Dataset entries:
:::::
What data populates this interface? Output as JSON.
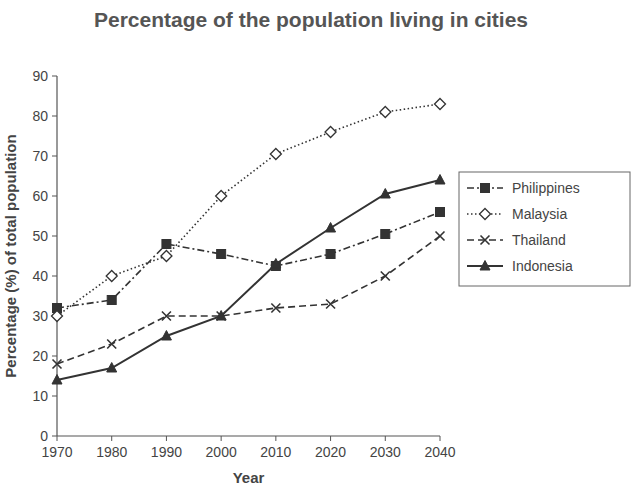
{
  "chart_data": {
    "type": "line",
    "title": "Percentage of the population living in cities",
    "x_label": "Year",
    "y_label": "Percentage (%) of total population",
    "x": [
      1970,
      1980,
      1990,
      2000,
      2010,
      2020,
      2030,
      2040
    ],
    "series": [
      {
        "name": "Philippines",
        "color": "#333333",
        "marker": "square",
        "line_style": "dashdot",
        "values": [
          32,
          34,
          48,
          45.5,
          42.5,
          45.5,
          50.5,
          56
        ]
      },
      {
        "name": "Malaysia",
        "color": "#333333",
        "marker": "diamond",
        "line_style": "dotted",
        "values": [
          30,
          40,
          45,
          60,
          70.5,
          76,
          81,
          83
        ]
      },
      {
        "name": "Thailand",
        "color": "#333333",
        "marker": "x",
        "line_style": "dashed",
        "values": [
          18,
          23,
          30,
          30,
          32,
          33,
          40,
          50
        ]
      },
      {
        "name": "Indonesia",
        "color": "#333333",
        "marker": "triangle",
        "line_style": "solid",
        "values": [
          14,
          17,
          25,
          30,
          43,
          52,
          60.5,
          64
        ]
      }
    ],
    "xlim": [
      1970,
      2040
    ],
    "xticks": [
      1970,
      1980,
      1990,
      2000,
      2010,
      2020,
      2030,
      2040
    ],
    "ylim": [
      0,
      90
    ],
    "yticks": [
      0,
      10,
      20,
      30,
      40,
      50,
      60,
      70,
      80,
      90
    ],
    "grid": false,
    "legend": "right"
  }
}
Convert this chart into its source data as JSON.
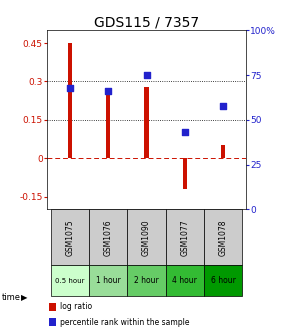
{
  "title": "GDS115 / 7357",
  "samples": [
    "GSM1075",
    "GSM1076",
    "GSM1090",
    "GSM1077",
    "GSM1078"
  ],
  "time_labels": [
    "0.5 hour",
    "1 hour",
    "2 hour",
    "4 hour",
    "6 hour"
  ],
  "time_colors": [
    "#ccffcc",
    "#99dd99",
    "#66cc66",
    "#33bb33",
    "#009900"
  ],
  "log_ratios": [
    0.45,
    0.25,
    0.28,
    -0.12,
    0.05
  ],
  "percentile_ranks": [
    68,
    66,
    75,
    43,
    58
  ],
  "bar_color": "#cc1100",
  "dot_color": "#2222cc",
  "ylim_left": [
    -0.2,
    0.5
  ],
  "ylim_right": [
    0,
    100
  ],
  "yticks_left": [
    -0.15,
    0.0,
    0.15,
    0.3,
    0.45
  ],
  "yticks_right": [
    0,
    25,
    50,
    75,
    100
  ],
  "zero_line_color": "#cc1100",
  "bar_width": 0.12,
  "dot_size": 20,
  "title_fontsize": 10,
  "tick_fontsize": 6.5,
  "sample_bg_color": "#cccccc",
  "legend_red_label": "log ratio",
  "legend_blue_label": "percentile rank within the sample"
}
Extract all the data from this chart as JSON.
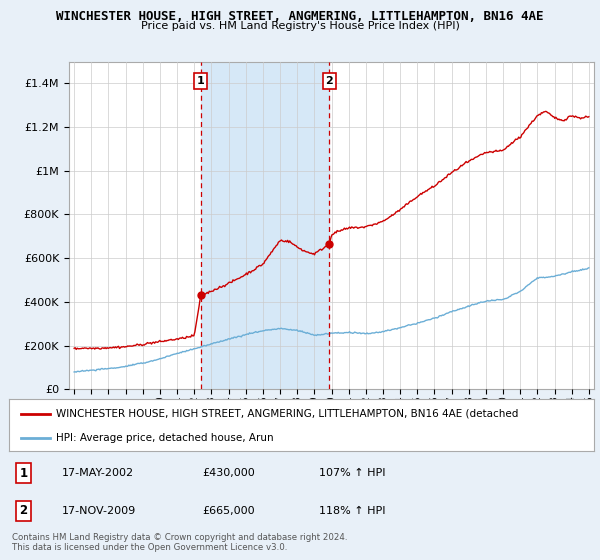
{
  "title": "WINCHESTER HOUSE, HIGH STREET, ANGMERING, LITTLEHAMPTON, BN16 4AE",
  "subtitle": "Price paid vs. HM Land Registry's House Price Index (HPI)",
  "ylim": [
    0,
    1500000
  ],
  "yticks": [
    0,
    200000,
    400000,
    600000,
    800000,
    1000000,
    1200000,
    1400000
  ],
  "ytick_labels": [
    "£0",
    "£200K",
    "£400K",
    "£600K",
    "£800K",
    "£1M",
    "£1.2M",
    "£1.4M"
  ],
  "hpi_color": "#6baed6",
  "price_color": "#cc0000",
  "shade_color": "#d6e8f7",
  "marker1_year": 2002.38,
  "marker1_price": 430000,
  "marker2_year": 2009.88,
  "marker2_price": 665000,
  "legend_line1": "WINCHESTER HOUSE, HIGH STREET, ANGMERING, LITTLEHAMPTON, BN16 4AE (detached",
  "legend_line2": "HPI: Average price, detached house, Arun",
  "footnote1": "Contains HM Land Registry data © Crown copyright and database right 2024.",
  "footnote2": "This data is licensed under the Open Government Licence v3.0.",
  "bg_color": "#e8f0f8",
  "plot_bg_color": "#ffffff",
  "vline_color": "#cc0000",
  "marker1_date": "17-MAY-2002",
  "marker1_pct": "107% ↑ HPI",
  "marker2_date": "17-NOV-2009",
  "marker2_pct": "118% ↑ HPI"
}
:::::
→ AIM: Where a line of the records above holds the word "detached", copy that line.

→ COMPLETE ANSWER:
  "legend_line1": "WINCHESTER HOUSE, HIGH STREET, ANGMERING, LITTLEHAMPTON, BN16 4AE (detached",
  "legend_line2": "HPI: Average price, detached house, Arun",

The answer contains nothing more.